● Set task:
Only the number is wanted: how many lines in the data contain "Length"?

● Extracted material:
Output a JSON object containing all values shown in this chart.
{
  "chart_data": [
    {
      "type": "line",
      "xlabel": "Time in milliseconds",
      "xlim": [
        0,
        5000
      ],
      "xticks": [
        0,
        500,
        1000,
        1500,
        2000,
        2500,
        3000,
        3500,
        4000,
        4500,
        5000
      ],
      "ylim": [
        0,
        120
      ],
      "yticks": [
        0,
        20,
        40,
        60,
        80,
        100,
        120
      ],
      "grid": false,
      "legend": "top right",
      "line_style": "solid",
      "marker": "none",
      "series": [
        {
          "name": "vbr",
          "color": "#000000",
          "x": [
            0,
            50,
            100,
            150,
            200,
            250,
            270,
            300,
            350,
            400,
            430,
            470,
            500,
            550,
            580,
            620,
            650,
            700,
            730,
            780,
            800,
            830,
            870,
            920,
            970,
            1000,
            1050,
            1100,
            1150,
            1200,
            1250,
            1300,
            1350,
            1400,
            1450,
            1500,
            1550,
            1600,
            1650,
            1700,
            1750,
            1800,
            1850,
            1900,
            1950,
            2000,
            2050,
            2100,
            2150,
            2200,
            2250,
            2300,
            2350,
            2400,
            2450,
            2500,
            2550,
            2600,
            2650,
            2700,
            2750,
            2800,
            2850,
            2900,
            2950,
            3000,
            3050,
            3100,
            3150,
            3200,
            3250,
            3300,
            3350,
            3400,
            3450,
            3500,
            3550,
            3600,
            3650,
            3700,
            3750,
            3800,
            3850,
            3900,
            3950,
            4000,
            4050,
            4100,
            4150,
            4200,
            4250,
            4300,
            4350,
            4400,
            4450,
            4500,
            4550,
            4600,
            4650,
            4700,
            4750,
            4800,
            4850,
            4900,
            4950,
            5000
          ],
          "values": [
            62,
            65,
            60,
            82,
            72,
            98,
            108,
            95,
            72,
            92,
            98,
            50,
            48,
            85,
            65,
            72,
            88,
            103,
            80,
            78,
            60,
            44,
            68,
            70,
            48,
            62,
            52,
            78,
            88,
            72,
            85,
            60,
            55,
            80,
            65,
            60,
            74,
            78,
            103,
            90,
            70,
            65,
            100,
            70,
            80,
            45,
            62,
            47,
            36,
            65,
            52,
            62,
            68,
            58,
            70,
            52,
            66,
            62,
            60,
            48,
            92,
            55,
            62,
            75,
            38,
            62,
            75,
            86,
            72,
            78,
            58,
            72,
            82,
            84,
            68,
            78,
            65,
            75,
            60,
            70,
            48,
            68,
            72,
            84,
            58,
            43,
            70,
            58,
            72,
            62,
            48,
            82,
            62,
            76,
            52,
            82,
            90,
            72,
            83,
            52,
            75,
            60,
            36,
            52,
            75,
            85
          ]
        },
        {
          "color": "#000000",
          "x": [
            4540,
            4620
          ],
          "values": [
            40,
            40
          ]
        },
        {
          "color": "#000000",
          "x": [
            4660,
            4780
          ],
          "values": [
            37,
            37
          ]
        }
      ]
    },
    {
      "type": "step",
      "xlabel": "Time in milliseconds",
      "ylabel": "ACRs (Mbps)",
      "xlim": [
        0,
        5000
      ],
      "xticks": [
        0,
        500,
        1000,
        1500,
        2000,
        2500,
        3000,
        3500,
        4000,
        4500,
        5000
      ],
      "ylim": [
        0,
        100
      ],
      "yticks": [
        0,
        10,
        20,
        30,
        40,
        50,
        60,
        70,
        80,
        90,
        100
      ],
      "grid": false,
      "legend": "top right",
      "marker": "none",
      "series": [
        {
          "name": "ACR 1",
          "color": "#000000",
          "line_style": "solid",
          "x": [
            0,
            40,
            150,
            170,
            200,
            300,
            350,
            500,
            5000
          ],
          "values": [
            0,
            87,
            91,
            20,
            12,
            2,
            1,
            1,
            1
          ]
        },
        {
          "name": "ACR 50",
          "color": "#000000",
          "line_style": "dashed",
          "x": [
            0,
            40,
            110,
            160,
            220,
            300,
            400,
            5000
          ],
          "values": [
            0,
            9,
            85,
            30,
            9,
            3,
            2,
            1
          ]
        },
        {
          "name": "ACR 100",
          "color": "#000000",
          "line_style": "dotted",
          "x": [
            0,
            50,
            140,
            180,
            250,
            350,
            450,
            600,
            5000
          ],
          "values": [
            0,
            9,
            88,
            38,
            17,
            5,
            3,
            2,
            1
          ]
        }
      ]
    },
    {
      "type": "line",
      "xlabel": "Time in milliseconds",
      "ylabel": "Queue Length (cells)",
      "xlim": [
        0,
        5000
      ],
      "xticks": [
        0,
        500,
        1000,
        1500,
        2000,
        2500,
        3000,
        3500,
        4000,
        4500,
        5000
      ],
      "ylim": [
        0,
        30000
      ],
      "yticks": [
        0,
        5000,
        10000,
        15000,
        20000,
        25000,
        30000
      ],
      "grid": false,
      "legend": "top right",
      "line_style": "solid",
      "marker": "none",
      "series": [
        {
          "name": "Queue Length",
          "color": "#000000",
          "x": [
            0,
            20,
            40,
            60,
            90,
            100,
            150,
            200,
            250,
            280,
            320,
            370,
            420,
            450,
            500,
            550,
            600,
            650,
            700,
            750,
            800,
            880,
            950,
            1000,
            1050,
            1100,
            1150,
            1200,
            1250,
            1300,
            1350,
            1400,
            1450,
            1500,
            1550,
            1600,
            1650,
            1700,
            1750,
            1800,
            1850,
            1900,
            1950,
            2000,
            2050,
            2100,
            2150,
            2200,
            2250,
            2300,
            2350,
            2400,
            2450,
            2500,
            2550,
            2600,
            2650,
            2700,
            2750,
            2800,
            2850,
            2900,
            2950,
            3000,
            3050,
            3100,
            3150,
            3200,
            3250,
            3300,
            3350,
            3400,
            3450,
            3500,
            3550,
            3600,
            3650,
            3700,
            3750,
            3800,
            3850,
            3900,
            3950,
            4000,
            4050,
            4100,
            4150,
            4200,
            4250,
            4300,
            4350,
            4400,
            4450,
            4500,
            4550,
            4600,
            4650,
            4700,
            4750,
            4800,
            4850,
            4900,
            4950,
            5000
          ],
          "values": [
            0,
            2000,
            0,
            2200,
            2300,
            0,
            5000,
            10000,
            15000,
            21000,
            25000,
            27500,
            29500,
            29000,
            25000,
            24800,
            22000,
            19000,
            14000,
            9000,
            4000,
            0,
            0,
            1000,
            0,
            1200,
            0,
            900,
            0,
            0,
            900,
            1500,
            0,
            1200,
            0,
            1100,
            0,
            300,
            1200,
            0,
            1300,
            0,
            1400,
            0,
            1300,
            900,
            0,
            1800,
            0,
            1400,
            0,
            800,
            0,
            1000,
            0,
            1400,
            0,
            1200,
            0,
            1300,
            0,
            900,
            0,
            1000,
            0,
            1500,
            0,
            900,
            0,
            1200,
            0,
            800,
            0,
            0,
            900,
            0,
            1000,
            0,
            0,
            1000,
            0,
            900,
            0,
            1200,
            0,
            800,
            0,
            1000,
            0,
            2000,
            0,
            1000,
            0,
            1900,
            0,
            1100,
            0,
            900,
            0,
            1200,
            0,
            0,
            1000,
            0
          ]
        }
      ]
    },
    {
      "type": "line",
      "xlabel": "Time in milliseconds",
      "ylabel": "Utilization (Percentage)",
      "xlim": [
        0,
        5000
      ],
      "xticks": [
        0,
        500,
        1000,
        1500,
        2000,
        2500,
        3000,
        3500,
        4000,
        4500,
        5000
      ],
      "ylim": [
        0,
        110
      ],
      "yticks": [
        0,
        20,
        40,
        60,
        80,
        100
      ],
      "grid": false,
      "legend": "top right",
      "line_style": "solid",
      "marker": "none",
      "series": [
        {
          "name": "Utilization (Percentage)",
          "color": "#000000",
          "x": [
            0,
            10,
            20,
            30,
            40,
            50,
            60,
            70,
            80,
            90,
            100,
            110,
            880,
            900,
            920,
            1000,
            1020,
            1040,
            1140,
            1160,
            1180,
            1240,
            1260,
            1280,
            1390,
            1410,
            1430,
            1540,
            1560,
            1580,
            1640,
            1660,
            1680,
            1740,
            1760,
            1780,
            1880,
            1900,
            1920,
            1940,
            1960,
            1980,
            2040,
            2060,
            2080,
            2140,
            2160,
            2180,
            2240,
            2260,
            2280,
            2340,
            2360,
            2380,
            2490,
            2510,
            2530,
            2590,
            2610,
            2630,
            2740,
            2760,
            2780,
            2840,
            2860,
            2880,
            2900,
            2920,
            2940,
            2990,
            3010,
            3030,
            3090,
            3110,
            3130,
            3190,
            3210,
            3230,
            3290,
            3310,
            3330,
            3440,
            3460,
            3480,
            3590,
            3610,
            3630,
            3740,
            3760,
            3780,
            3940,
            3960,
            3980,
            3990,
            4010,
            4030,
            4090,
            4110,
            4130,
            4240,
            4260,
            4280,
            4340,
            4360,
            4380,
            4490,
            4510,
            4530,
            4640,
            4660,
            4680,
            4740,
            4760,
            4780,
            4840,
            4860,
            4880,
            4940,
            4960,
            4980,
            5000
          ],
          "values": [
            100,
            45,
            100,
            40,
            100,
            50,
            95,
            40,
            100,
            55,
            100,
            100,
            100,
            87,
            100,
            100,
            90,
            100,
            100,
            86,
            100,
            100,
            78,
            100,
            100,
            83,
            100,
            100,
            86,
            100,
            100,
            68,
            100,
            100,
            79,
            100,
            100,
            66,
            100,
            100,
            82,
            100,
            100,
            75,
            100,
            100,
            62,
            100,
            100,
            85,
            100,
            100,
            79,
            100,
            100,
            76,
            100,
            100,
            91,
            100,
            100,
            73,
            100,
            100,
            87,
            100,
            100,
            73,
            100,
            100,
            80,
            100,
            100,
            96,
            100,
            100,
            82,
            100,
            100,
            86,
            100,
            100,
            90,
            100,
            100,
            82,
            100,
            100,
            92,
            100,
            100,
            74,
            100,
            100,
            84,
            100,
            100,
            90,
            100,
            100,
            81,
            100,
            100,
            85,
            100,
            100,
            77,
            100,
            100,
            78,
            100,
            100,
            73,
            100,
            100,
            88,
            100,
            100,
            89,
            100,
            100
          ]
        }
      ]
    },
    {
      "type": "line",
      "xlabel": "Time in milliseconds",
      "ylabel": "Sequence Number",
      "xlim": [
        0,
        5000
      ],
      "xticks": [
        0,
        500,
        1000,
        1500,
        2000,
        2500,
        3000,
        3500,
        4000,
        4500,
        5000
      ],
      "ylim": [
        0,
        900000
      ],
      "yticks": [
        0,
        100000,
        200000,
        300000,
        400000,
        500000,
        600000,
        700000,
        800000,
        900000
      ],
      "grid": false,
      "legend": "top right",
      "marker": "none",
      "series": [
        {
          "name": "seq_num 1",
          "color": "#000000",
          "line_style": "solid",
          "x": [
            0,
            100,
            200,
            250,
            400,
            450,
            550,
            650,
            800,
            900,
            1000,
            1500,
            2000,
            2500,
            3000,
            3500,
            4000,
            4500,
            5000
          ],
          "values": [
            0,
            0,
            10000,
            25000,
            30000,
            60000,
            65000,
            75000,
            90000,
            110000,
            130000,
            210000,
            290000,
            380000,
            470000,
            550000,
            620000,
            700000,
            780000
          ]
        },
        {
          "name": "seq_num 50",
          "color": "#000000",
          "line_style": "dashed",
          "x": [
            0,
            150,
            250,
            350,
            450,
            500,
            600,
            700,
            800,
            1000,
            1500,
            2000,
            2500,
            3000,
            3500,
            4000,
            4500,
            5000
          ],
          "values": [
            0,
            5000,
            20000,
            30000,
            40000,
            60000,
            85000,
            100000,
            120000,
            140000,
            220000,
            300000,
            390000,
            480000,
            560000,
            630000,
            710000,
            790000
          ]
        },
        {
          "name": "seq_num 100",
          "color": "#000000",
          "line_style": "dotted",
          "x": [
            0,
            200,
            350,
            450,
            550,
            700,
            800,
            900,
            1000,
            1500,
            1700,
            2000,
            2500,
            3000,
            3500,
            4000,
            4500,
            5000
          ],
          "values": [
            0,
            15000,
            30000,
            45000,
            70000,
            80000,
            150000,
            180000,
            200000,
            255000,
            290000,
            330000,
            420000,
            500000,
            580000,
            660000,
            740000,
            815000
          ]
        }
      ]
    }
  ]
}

● Output for this task:
2